## Dataset entries
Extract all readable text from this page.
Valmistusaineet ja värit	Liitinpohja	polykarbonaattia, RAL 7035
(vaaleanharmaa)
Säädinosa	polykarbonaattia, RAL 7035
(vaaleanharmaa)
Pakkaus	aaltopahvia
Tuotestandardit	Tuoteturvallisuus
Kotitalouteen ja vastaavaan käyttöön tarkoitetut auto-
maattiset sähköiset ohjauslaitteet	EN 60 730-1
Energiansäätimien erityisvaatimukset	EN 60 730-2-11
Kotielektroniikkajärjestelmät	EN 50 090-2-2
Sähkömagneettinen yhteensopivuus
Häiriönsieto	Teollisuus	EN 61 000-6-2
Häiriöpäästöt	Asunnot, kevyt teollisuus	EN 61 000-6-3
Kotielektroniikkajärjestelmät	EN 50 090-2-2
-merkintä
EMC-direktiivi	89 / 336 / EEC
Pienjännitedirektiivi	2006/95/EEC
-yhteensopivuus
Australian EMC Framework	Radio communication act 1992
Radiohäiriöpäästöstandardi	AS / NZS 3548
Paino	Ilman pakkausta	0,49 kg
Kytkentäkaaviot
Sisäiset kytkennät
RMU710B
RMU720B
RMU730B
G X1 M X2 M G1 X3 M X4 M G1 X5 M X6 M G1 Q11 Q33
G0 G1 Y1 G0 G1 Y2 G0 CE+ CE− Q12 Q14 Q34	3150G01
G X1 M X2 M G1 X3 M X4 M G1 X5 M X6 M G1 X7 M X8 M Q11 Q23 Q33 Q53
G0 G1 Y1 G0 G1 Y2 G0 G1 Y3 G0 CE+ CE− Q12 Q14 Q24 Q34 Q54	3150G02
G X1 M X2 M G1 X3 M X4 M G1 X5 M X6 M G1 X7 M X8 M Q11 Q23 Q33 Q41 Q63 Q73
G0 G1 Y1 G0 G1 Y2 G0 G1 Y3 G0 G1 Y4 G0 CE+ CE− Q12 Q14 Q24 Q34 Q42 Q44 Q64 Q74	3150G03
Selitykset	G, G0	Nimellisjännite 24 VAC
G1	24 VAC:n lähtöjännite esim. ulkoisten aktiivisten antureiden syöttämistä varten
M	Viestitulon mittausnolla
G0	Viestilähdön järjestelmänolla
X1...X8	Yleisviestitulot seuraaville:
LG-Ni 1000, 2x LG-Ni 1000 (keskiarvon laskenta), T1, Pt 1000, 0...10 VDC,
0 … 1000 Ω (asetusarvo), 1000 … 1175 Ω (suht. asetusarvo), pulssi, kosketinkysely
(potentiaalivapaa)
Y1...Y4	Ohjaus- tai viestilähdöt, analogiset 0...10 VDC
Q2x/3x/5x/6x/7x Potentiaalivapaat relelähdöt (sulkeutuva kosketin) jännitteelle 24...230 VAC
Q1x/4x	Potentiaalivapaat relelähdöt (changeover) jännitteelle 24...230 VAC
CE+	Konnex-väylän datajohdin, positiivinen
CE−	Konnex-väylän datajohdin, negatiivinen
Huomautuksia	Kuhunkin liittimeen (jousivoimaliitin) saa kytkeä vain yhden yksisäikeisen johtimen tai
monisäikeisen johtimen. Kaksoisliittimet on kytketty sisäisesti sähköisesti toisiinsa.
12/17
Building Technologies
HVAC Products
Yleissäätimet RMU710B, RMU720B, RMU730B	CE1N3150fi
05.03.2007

## Given problem
Pick out all lines from the data above in which the word "datajohdin" appears.

## Problem solution
CE+	Konnex-väylän datajohdin, positiivinen
CE−	Konnex-väylän datajohdin, negatiivinen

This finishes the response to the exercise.